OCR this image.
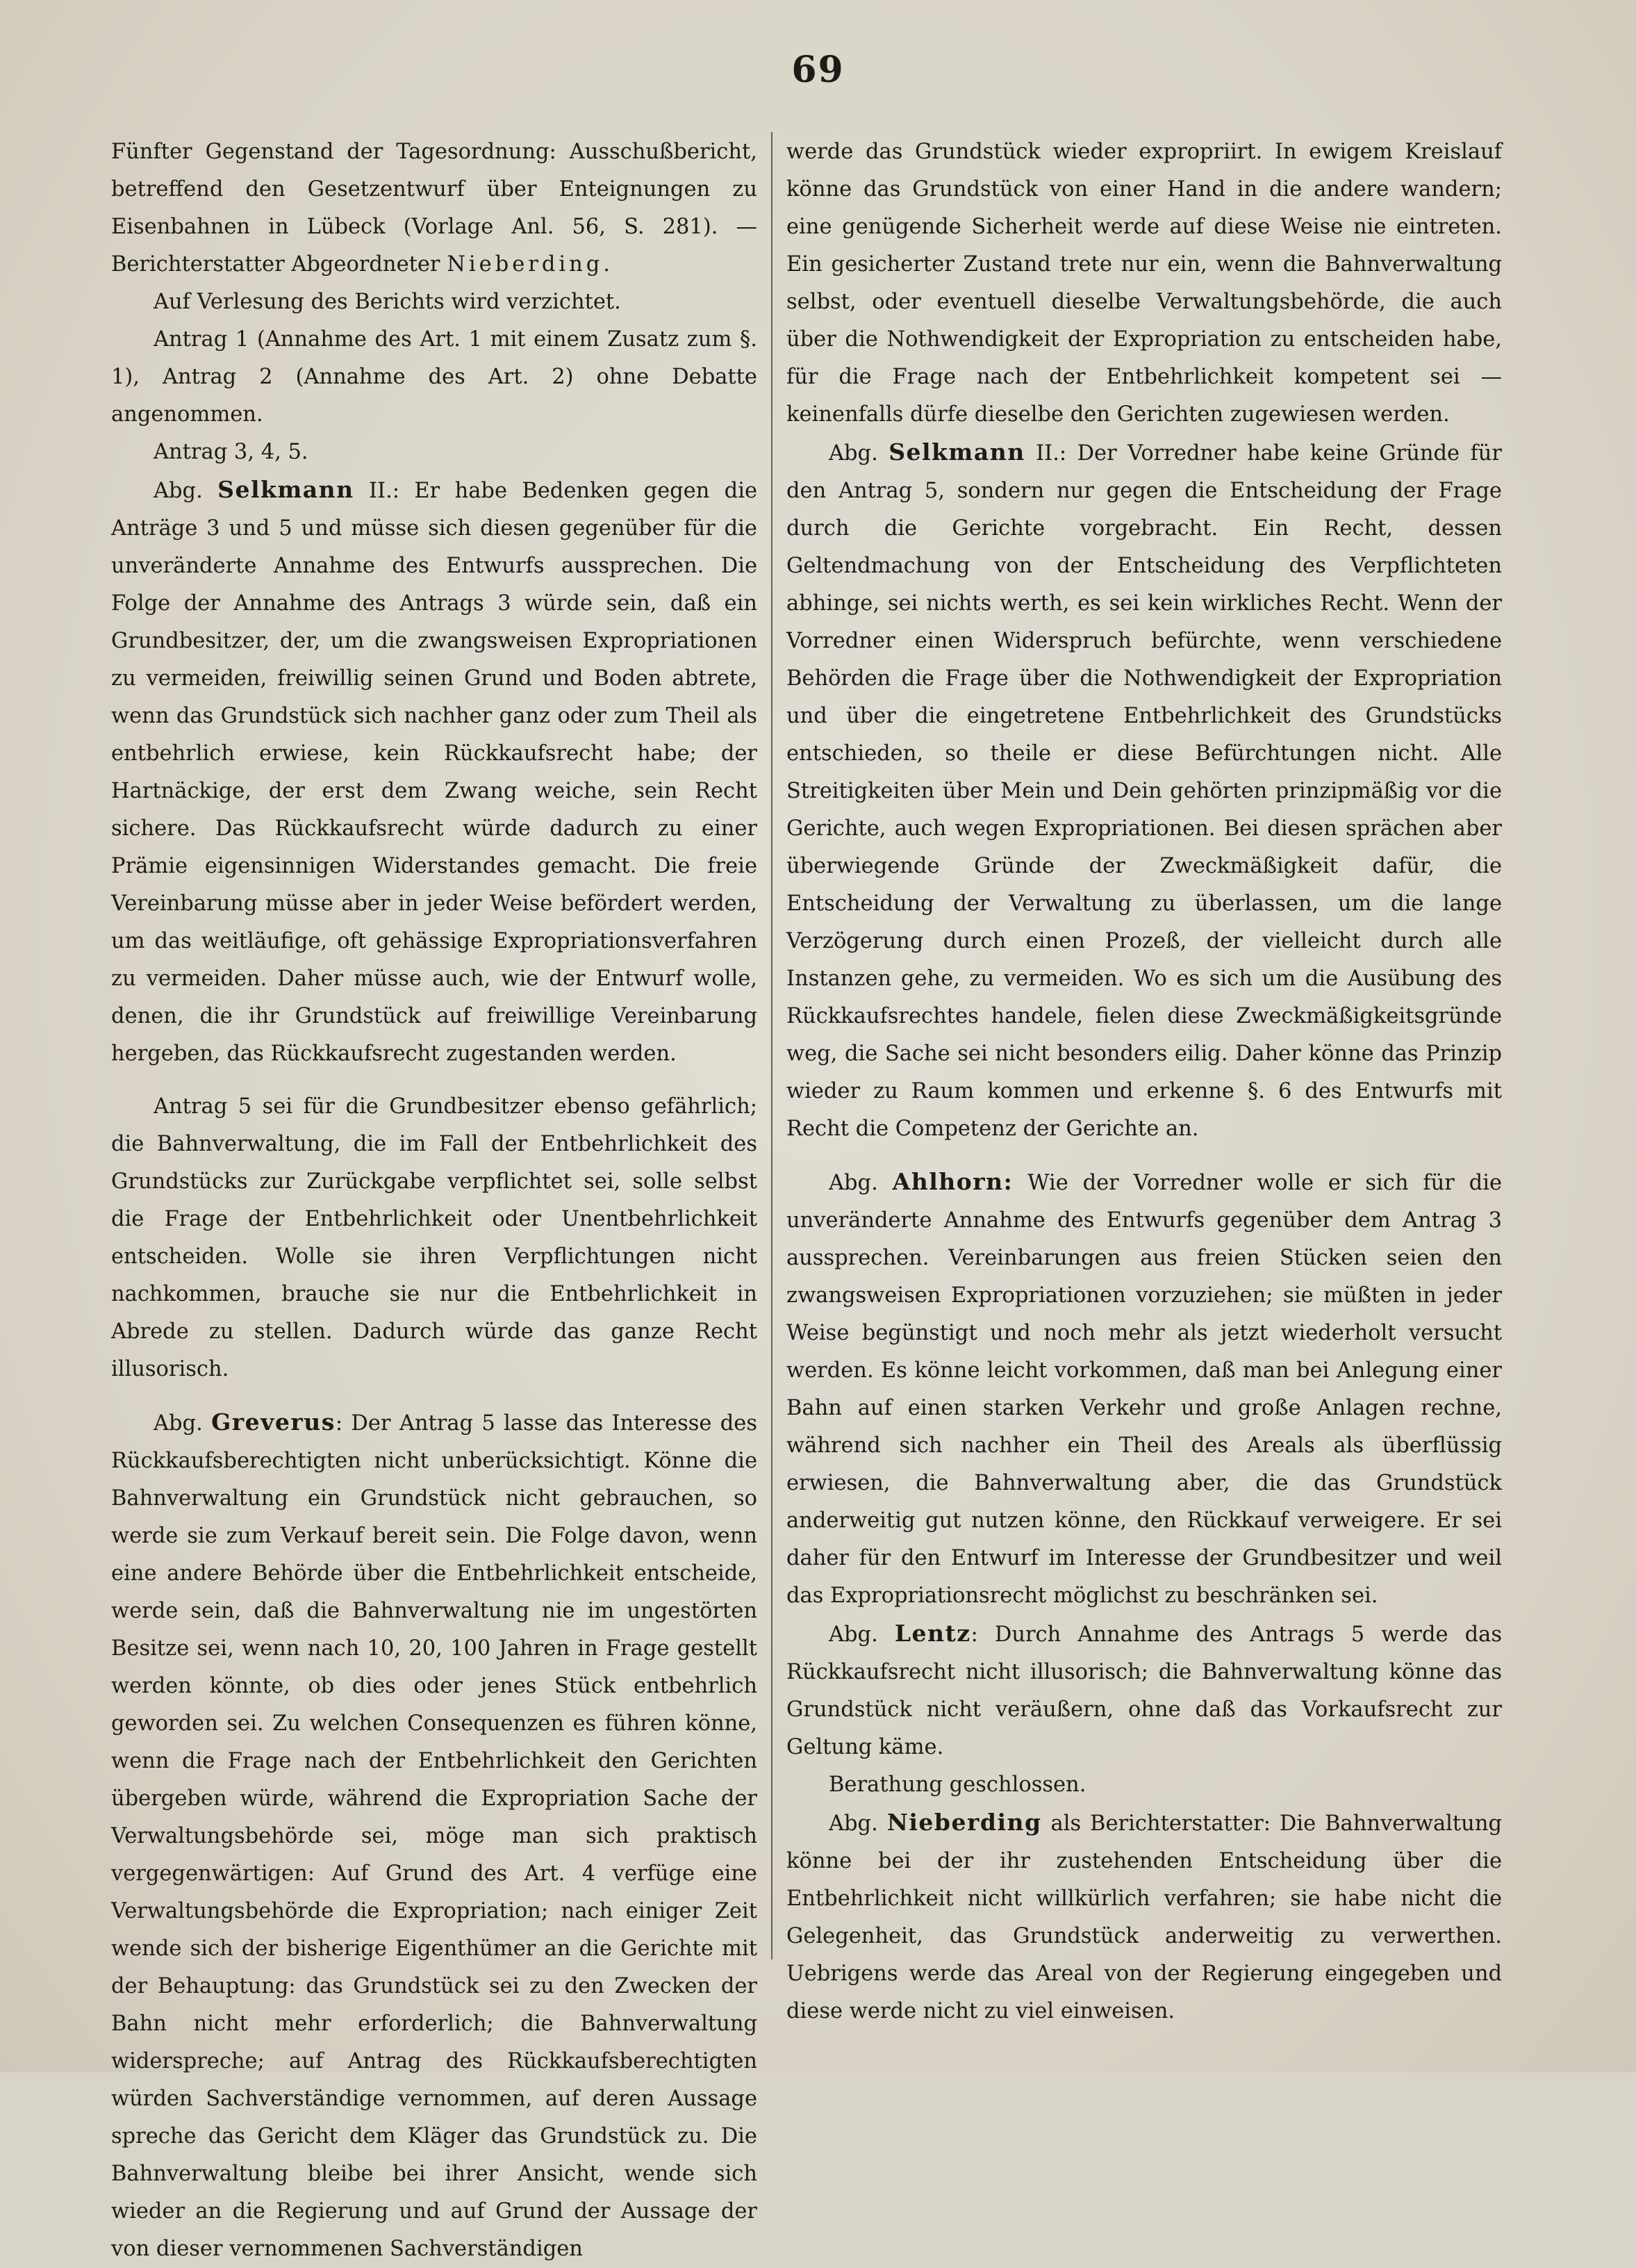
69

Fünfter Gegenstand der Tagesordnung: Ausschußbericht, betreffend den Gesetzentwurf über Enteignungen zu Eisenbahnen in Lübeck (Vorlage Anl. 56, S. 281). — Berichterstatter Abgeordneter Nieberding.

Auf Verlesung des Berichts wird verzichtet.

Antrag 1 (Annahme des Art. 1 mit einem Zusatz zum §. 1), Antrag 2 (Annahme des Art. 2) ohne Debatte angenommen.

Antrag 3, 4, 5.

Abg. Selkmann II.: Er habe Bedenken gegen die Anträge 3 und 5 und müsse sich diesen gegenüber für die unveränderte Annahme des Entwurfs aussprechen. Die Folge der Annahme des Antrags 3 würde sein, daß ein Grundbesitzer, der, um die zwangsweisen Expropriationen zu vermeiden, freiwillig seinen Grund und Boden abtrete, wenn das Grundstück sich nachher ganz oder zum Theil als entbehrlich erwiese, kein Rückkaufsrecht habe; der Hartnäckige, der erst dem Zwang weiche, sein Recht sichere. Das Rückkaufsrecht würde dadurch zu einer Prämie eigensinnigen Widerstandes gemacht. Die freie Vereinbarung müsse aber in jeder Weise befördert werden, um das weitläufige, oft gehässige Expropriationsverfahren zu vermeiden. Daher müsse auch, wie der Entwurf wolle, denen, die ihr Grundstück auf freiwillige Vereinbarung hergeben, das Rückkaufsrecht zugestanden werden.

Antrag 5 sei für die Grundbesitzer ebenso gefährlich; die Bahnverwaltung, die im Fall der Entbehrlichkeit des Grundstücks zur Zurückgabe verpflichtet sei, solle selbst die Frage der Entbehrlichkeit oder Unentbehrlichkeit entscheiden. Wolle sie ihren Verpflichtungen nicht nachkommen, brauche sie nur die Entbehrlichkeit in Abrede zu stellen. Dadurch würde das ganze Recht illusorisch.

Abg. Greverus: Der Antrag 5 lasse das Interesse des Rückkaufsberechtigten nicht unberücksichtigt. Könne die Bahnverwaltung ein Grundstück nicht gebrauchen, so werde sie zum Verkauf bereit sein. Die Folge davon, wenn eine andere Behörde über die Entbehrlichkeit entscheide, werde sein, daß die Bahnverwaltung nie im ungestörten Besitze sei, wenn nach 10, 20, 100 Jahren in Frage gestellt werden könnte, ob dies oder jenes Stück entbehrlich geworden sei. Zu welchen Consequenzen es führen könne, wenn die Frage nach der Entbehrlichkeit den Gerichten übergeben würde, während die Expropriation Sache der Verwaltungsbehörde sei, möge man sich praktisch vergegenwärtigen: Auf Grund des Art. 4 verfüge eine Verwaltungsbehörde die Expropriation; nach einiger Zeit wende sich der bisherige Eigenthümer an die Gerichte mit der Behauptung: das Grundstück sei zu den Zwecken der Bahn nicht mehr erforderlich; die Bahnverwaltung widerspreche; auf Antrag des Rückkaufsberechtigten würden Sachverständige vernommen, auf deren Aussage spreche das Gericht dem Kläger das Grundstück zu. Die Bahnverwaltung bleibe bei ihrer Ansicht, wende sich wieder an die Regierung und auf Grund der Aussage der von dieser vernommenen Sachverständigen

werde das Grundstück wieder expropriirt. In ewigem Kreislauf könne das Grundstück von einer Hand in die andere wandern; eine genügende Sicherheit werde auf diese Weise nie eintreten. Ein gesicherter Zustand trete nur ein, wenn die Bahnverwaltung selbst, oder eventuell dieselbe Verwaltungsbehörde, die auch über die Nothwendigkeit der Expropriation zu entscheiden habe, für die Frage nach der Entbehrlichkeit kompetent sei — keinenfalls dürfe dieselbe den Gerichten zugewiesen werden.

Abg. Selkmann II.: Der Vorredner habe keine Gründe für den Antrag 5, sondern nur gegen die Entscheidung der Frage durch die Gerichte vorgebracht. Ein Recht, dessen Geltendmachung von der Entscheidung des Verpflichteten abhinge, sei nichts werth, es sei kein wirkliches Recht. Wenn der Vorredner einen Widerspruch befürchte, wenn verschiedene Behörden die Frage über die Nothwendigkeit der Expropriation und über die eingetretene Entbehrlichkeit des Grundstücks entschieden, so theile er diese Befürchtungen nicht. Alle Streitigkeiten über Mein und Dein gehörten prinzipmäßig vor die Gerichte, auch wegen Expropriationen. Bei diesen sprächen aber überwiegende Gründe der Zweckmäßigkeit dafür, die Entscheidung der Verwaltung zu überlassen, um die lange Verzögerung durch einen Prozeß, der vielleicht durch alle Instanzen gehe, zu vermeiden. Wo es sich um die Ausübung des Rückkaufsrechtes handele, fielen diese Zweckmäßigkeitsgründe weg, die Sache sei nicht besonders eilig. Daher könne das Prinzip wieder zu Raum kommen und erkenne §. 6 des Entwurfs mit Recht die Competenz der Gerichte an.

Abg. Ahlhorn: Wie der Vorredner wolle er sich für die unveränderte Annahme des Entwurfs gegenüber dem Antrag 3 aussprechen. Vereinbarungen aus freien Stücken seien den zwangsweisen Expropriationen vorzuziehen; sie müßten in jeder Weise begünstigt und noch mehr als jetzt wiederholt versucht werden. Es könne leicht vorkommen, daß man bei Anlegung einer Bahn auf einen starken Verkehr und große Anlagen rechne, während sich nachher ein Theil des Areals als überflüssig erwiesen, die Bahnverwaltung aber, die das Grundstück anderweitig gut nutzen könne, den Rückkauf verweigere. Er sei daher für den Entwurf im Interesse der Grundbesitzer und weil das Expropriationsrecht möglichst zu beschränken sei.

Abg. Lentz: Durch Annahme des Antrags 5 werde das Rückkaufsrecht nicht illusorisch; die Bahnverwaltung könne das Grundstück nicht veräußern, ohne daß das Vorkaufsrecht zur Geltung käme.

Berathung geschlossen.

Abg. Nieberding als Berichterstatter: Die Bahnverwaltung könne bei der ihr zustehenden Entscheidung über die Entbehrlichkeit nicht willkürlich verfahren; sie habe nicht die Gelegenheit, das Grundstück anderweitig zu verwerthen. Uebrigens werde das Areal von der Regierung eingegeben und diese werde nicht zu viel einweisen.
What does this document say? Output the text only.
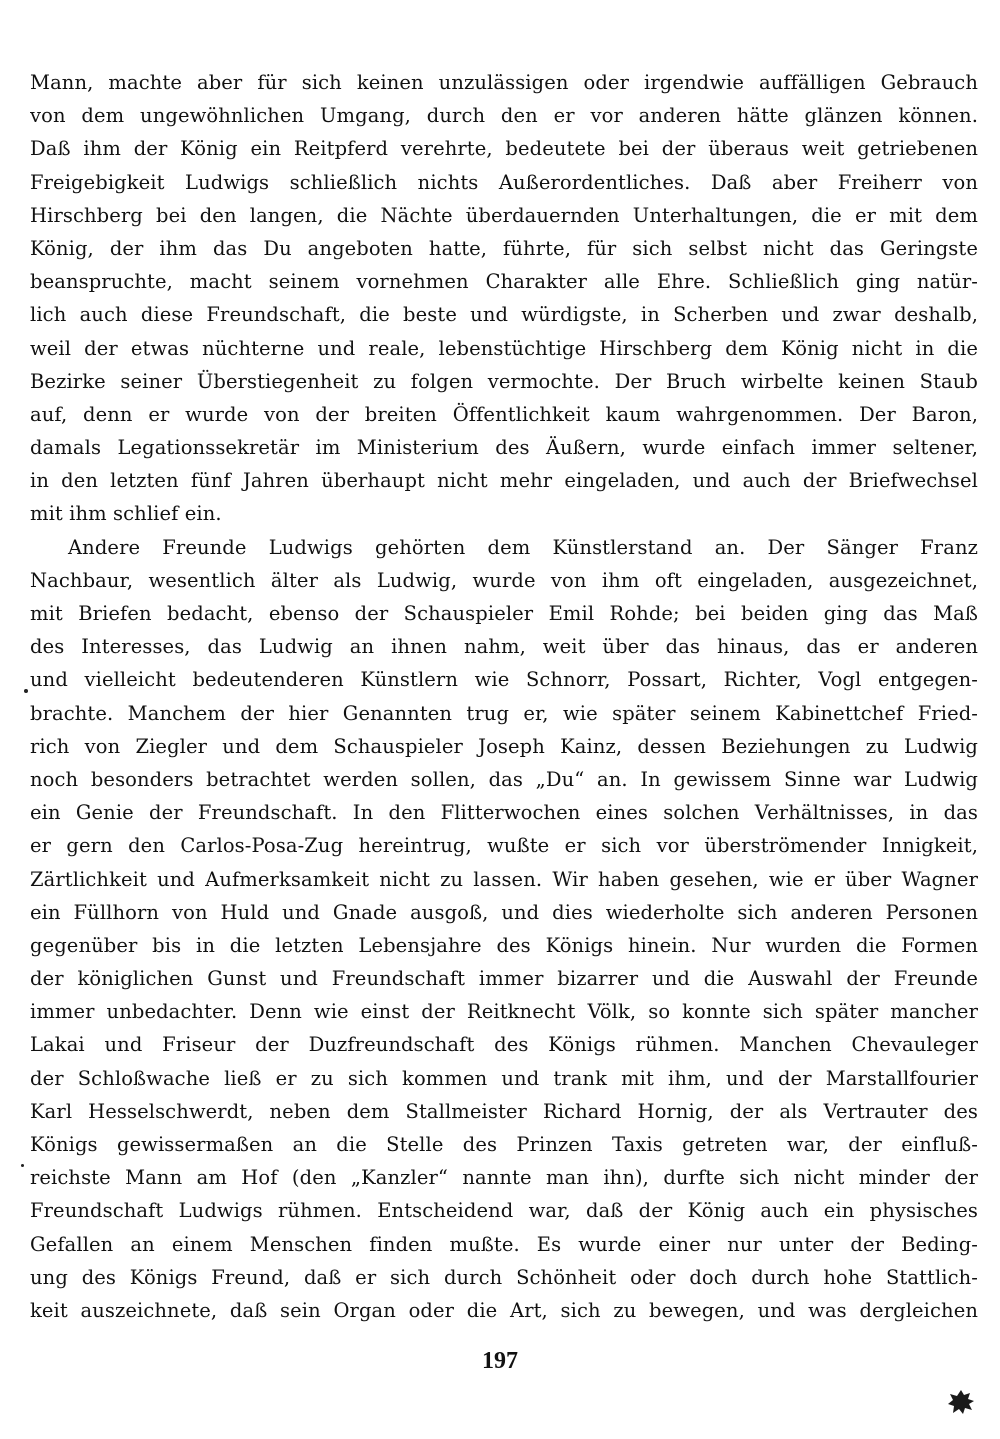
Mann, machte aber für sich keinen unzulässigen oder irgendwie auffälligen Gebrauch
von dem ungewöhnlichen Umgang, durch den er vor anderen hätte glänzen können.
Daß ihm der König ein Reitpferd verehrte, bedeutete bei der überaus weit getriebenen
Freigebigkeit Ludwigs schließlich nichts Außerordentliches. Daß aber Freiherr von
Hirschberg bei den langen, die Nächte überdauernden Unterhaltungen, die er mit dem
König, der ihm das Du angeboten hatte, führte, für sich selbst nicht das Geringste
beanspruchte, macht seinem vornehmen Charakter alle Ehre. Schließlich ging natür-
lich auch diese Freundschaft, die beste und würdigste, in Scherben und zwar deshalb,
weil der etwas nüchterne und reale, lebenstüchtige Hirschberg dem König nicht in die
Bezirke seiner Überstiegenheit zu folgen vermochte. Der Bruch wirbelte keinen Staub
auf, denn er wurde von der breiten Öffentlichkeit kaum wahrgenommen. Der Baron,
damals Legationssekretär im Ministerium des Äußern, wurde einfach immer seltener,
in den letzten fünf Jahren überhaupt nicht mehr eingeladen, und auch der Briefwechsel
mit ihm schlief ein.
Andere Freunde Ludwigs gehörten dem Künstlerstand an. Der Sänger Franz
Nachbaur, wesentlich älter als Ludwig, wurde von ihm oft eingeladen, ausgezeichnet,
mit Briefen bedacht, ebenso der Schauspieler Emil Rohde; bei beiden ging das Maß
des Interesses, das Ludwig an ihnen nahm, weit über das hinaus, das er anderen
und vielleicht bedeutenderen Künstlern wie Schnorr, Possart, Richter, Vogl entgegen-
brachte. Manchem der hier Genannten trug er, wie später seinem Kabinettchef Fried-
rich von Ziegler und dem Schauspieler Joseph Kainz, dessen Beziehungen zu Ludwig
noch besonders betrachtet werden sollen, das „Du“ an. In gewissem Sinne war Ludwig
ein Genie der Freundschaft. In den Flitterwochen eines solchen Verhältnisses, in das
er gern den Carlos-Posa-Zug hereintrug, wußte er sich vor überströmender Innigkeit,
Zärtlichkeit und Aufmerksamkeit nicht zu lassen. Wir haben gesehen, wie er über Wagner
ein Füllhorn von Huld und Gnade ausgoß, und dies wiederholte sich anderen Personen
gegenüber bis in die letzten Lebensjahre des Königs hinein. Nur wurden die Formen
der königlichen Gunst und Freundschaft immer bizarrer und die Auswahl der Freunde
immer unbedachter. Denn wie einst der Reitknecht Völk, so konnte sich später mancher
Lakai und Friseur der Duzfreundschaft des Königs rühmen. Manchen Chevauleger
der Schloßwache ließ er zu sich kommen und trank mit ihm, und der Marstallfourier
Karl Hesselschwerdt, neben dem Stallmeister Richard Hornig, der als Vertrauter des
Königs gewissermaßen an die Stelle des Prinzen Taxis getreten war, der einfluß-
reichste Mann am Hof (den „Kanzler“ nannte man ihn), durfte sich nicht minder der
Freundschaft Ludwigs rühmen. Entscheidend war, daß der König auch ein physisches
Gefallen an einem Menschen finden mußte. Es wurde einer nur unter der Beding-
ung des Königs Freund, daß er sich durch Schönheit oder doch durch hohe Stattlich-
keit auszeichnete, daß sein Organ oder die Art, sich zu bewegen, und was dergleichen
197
- - - - -
● **TASK**: How many of the lines in the data above carry the word "ohne"? Say the number and nothing else.

● **YOUR SOLUTION**: 2